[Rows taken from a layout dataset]
_ _ _ _
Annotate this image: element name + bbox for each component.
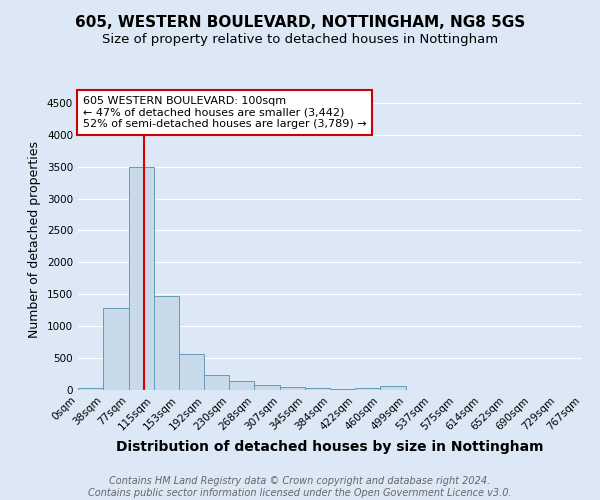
X-axis label: Distribution of detached houses by size in Nottingham: Distribution of detached houses by size … <box>116 440 544 454</box>
Bar <box>331 388 355 390</box>
Text: 605, WESTERN BOULEVARD, NOTTINGHAM, NG8 5GS: 605, WESTERN BOULEVARD, NOTTINGHAM, NG8 … <box>75 15 525 30</box>
Text: Contains HM Land Registry data © Crown copyright and database right 2024.
Contai: Contains HM Land Registry data © Crown c… <box>88 476 512 498</box>
Bar <box>128 166 154 390</box>
Text: 605 WESTERN BOULEVARD: 100sqm
← 47% of detached houses are smaller (3,442)
52% o: 605 WESTERN BOULEVARD: 100sqm ← 47% of d… <box>83 96 367 129</box>
Bar <box>229 382 254 390</box>
Bar <box>380 386 406 390</box>
Bar <box>355 388 380 390</box>
Bar <box>305 388 331 390</box>
Bar <box>179 354 204 390</box>
Bar <box>204 374 229 390</box>
Bar <box>103 308 128 390</box>
Bar <box>280 388 305 390</box>
Bar <box>154 296 179 390</box>
Bar <box>254 385 280 390</box>
Text: Size of property relative to detached houses in Nottingham: Size of property relative to detached ho… <box>102 32 498 46</box>
Y-axis label: Number of detached properties: Number of detached properties <box>28 142 41 338</box>
Bar <box>78 388 103 390</box>
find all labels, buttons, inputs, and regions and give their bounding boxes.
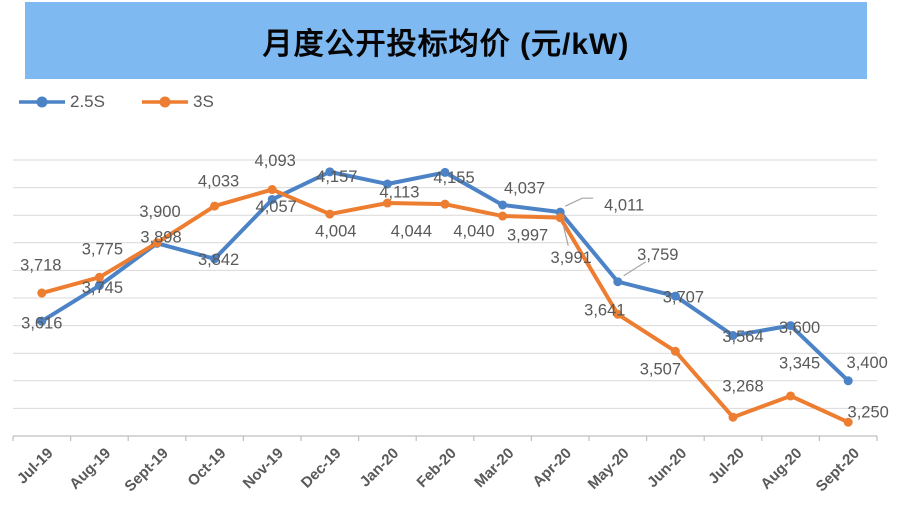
data-point-3S-Aug-20 xyxy=(786,391,796,401)
legend: 2.5S 3S xyxy=(18,90,214,114)
x-axis-label: May-20 xyxy=(585,445,633,493)
legend-item-3s: 3S xyxy=(141,92,214,112)
x-axis-label: Oct-19 xyxy=(184,445,229,490)
data-label-2.5S-Sept-19: 3,898 xyxy=(140,229,181,247)
x-axis-label: Nov-19 xyxy=(240,445,287,492)
data-label-3S-Oct-19: 4,033 xyxy=(198,172,239,190)
data-label-3S-May-20: 3,641 xyxy=(584,302,625,320)
data-label-2.5S-Nov-19: 4,057 xyxy=(256,198,297,216)
data-label-3S-Dec-19: 4,004 xyxy=(315,222,356,240)
data-label-3S-Sept-20: 3,250 xyxy=(848,404,889,422)
label-leader-line xyxy=(623,261,647,277)
data-label-2.5S-Mar-20: 4,037 xyxy=(504,179,545,197)
x-axis-label: Dec-19 xyxy=(298,445,345,492)
data-point-2.5S-Jan-20 xyxy=(382,179,392,189)
data-point-2.5S-Jun-20 xyxy=(670,291,680,301)
data-point-2.5S-May-20 xyxy=(613,277,623,287)
data-label-3S-Mar-20: 3,997 xyxy=(507,226,548,244)
data-point-3S-Jul-20 xyxy=(728,412,738,422)
data-label-2.5S-Feb-20: 4,155 xyxy=(433,169,474,187)
data-point-2.5S-Aug-20 xyxy=(786,321,796,331)
x-axis-label: Feb-20 xyxy=(414,445,460,491)
x-axis-label: Aug-20 xyxy=(757,445,805,493)
data-point-2.5S-Nov-19 xyxy=(267,194,277,204)
data-label-2.5S-Aug-19: 3,745 xyxy=(82,279,123,297)
x-axis-label: Mar-20 xyxy=(471,445,517,491)
data-point-3S-Nov-19 xyxy=(267,185,277,195)
data-point-2.5S-Feb-20 xyxy=(440,167,450,177)
legend-marker-2.5s-icon xyxy=(19,96,65,108)
data-point-3S-Oct-19 xyxy=(210,201,220,211)
data-label-3S-Sept-19: 3,900 xyxy=(139,203,180,221)
data-label-2.5S-Oct-19: 3,842 xyxy=(198,251,239,269)
data-point-2.5S-Sept-20 xyxy=(843,376,853,386)
data-label-2.5S-May-20: 3,759 xyxy=(637,246,678,264)
legend-item-2-5s: 2.5S xyxy=(18,92,105,112)
data-label-3S-Apr-20: 3,991 xyxy=(551,249,592,267)
data-point-3S-May-20 xyxy=(613,309,623,319)
data-point-3S-Sept-20 xyxy=(843,417,853,427)
data-point-3S-Apr-20 xyxy=(555,213,565,223)
data-point-3S-Sept-19 xyxy=(152,238,162,248)
legend-label-3s: 3S xyxy=(192,92,214,111)
x-axis-label: Jun-20 xyxy=(644,445,690,491)
data-label-3S-Jul-19: 3,718 xyxy=(20,256,61,274)
legend-label-2-5s: 2.5S xyxy=(70,92,105,111)
data-point-2.5S-Oct-19 xyxy=(210,254,220,264)
data-label-3S-Feb-20: 4,040 xyxy=(453,223,494,241)
data-point-3S-Mar-20 xyxy=(498,211,508,221)
data-point-3S-Dec-19 xyxy=(325,209,335,219)
data-label-2.5S-Jun-20: 3,707 xyxy=(663,288,704,306)
data-label-3S-Jan-20: 4,044 xyxy=(391,222,432,240)
x-axis-label: Aug-19 xyxy=(66,445,114,493)
data-label-2.5S-Aug-20: 3,600 xyxy=(779,319,820,337)
data-label-3S-Jun-20: 3,507 xyxy=(640,361,681,379)
x-axis-label: Sept-19 xyxy=(121,445,171,495)
x-axis-label: Jan-20 xyxy=(357,445,403,491)
data-label-2.5S-Apr-20: 4,011 xyxy=(604,197,644,215)
x-axis-label: Jul-19 xyxy=(14,445,57,488)
x-axis-label: Jul-20 xyxy=(705,445,748,488)
data-point-2.5S-Mar-20 xyxy=(498,200,508,210)
data-point-3S-Aug-19 xyxy=(94,272,104,282)
data-label-2.5S-Jul-20: 3,564 xyxy=(722,328,763,346)
data-label-2.5S-Sept-20: 3,400 xyxy=(847,354,888,372)
x-axis-label: Apr-20 xyxy=(529,445,575,491)
chart-title: 月度公开投标均价 (元/kW) xyxy=(262,27,630,61)
label-leader-line xyxy=(562,224,569,246)
data-point-2.5S-Aug-19 xyxy=(94,281,104,291)
chart-title-banner: 月度公开投标均价 (元/kW) xyxy=(25,2,867,79)
x-axis-label: Sept-20 xyxy=(813,445,863,495)
data-point-3S-Jun-20 xyxy=(670,346,680,356)
data-label-3S-Nov-19: 4,093 xyxy=(255,152,296,170)
data-point-2.5S-Jul-20 xyxy=(728,331,738,341)
data-point-3S-Jul-19 xyxy=(37,288,47,298)
data-point-3S-Jan-20 xyxy=(382,198,392,208)
data-point-2.5S-Dec-19 xyxy=(325,167,335,177)
data-label-2.5S-Dec-19: 4,157 xyxy=(316,168,357,186)
data-label-2.5S-Jul-19: 3,616 xyxy=(21,315,62,333)
data-label-3S-Aug-20: 3,345 xyxy=(779,354,820,372)
data-point-2.5S-Jul-19 xyxy=(37,316,47,326)
data-point-3S-Feb-20 xyxy=(440,199,450,209)
data-label-2.5S-Jan-20: 4,113 xyxy=(379,183,419,201)
data-label-3S-Jul-20: 3,268 xyxy=(722,378,763,396)
data-label-3S-Aug-19: 3,775 xyxy=(82,241,123,259)
legend-marker-3s-icon xyxy=(141,96,188,108)
label-leader-line xyxy=(564,197,594,207)
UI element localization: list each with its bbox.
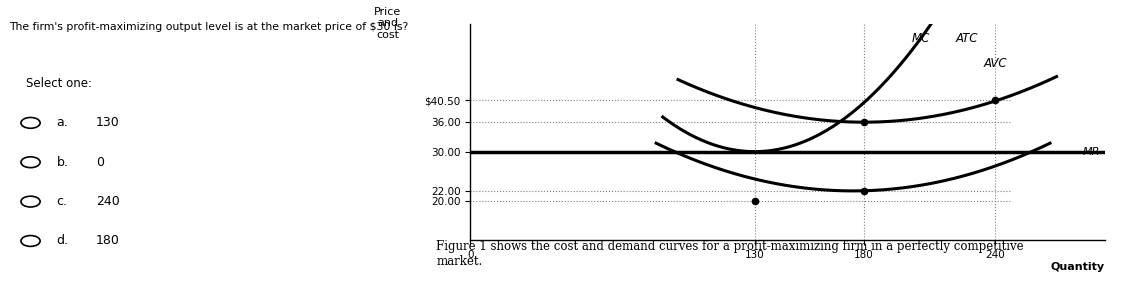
_ _ _ _
What to produce
Return all of the lines above word for word, leaving out the pictures.

Answer to the problem
Annotate this image: element name + bbox for each component.
X-axis label: Distribution of detached houses by size in Nottingham: Distribution of detached houses by size … <box>116 440 544 454</box>
Bar <box>331 388 355 390</box>
Text: 605, WESTERN BOULEVARD, NOTTINGHAM, NG8 5GS: 605, WESTERN BOULEVARD, NOTTINGHAM, NG8 … <box>75 15 525 30</box>
Text: Contains HM Land Registry data © Crown copyright and database right 2024.
Contai: Contains HM Land Registry data © Crown c… <box>88 476 512 498</box>
Bar <box>128 166 154 390</box>
Text: 605 WESTERN BOULEVARD: 100sqm
← 47% of detached houses are smaller (3,442)
52% o: 605 WESTERN BOULEVARD: 100sqm ← 47% of d… <box>83 96 367 129</box>
Bar <box>229 382 254 390</box>
Bar <box>380 386 406 390</box>
Bar <box>355 388 380 390</box>
Bar <box>305 388 331 390</box>
Bar <box>179 354 204 390</box>
Bar <box>204 374 229 390</box>
Bar <box>103 308 128 390</box>
Bar <box>280 388 305 390</box>
Bar <box>154 296 179 390</box>
Bar <box>254 385 280 390</box>
Text: Size of property relative to detached houses in Nottingham: Size of property relative to detached ho… <box>102 32 498 46</box>
Y-axis label: Number of detached properties: Number of detached properties <box>28 142 41 338</box>
Bar <box>78 388 103 390</box>
find all labels, buttons, inputs, and regions and give their bounding boxes.
data-point-3S-Aug-20 xyxy=(786,391,796,401)
legend: 2.5S 3S xyxy=(18,90,214,114)
x-axis-label: May-20 xyxy=(585,445,633,493)
legend-item-3s: 3S xyxy=(141,92,214,112)
x-axis-label: Oct-19 xyxy=(184,445,229,490)
data-label-2.5S-Sept-19: 3,898 xyxy=(140,229,181,247)
x-axis-label: Nov-19 xyxy=(240,445,287,492)
data-label-3S-Oct-19: 4,033 xyxy=(198,172,239,190)
data-label-3S-May-20: 3,641 xyxy=(584,302,625,320)
data-label-2.5S-Nov-19: 4,057 xyxy=(256,198,297,216)
data-label-3S-Dec-19: 4,004 xyxy=(315,222,356,240)
data-label-3S-Sept-20: 3,250 xyxy=(848,404,889,422)
label-leader-line xyxy=(623,261,647,277)
data-label-2.5S-Mar-20: 4,037 xyxy=(504,179,545,197)
x-axis-label: Dec-19 xyxy=(298,445,345,492)
data-point-2.5S-Jan-20 xyxy=(382,179,392,189)
data-point-2.5S-Jun-20 xyxy=(670,291,680,301)
data-point-2.5S-May-20 xyxy=(613,277,623,287)
data-label-3S-Mar-20: 3,997 xyxy=(507,226,548,244)
data-point-3S-Jul-20 xyxy=(728,412,738,422)
data-label-2.5S-Feb-20: 4,155 xyxy=(433,169,474,187)
data-point-2.5S-Aug-20 xyxy=(786,321,796,331)
x-axis-label: Feb-20 xyxy=(414,445,460,491)
x-axis-label: Aug-20 xyxy=(757,445,805,493)
data-point-2.5S-Nov-19 xyxy=(267,194,277,204)
data-label-2.5S-Aug-19: 3,745 xyxy=(82,279,123,297)
x-axis-label: Mar-20 xyxy=(471,445,517,491)
data-point-3S-Nov-19 xyxy=(267,185,277,195)
data-point-2.5S-Feb-20 xyxy=(440,167,450,177)
legend-marker-2.5s-icon xyxy=(19,96,65,108)
data-point-3S-Oct-19 xyxy=(210,201,220,211)
data-label-3S-Sept-19: 3,900 xyxy=(139,203,180,221)
data-label-2.5S-Oct-19: 3,842 xyxy=(198,251,239,269)
data-point-2.5S-Sept-20 xyxy=(843,376,853,386)
data-label-2.5S-May-20: 3,759 xyxy=(637,246,678,264)
legend-item-2-5s: 2.5S xyxy=(18,92,105,112)
data-label-3S-Apr-20: 3,991 xyxy=(551,249,592,267)
data-point-3S-May-20 xyxy=(613,309,623,319)
data-point-3S-Sept-20 xyxy=(843,417,853,427)
data-point-3S-Apr-20 xyxy=(555,213,565,223)
data-point-3S-Sept-19 xyxy=(152,238,162,248)
legend-label-3s: 3S xyxy=(192,92,214,111)
x-axis-label: Jun-20 xyxy=(644,445,690,491)
data-label-3S-Jul-19: 3,718 xyxy=(20,256,61,274)
legend-label-2-5s: 2.5S xyxy=(70,92,105,111)
data-point-2.5S-Oct-19 xyxy=(210,254,220,264)
data-label-3S-Feb-20: 4,040 xyxy=(453,223,494,241)
data-point-3S-Mar-20 xyxy=(498,211,508,221)
data-point-3S-Dec-19 xyxy=(325,209,335,219)
data-label-2.5S-Jun-20: 3,707 xyxy=(663,288,704,306)
data-label-3S-Jan-20: 4,044 xyxy=(391,222,432,240)
x-axis-label: Aug-19 xyxy=(66,445,114,493)
data-label-2.5S-Aug-20: 3,600 xyxy=(779,319,820,337)
data-label-3S-Jun-20: 3,507 xyxy=(640,361,681,379)
x-axis-label: Sept-19 xyxy=(121,445,171,495)
x-axis-label: Jan-20 xyxy=(357,445,403,491)
data-label-2.5S-Apr-20: 4,011 xyxy=(604,197,644,215)
x-axis-label: Jul-19 xyxy=(14,445,57,488)
x-axis-label: Jul-20 xyxy=(705,445,748,488)
data-point-2.5S-Mar-20 xyxy=(498,200,508,210)
data-point-3S-Aug-19 xyxy=(94,272,104,282)
data-label-2.5S-Jul-20: 3,564 xyxy=(722,328,763,346)
data-label-2.5S-Sept-20: 3,400 xyxy=(847,354,888,372)
x-axis-label: Apr-20 xyxy=(529,445,575,491)
chart-title: 月度公开投标均价 (元/kW) xyxy=(262,27,630,61)
label-leader-line xyxy=(562,224,569,246)
data-point-2.5S-Aug-19 xyxy=(94,281,104,291)
chart-title-banner: 月度公开投标均价 (元/kW) xyxy=(25,2,867,79)
x-axis-label: Sept-20 xyxy=(813,445,863,495)
data-point-3S-Jun-20 xyxy=(670,346,680,356)
data-label-3S-Nov-19: 4,093 xyxy=(255,152,296,170)
data-point-2.5S-Jul-20 xyxy=(728,331,738,341)
data-point-3S-Jul-19 xyxy=(37,288,47,298)
data-point-3S-Jan-20 xyxy=(382,198,392,208)
data-point-2.5S-Dec-19 xyxy=(325,167,335,177)
data-label-2.5S-Dec-19: 4,157 xyxy=(316,168,357,186)
data-label-2.5S-Jul-19: 3,616 xyxy=(21,315,62,333)
data-label-3S-Aug-20: 3,345 xyxy=(779,354,820,372)
data-point-2.5S-Jul-19 xyxy=(37,316,47,326)
data-point-3S-Feb-20 xyxy=(440,199,450,209)
data-label-2.5S-Jan-20: 4,113 xyxy=(379,183,419,201)
data-label-3S-Jul-20: 3,268 xyxy=(722,378,763,396)
data-label-3S-Aug-19: 3,775 xyxy=(82,241,123,259)
legend-marker-3s-icon xyxy=(141,96,188,108)
label-leader-line xyxy=(564,197,594,207)
UI element localization: list each with its bbox.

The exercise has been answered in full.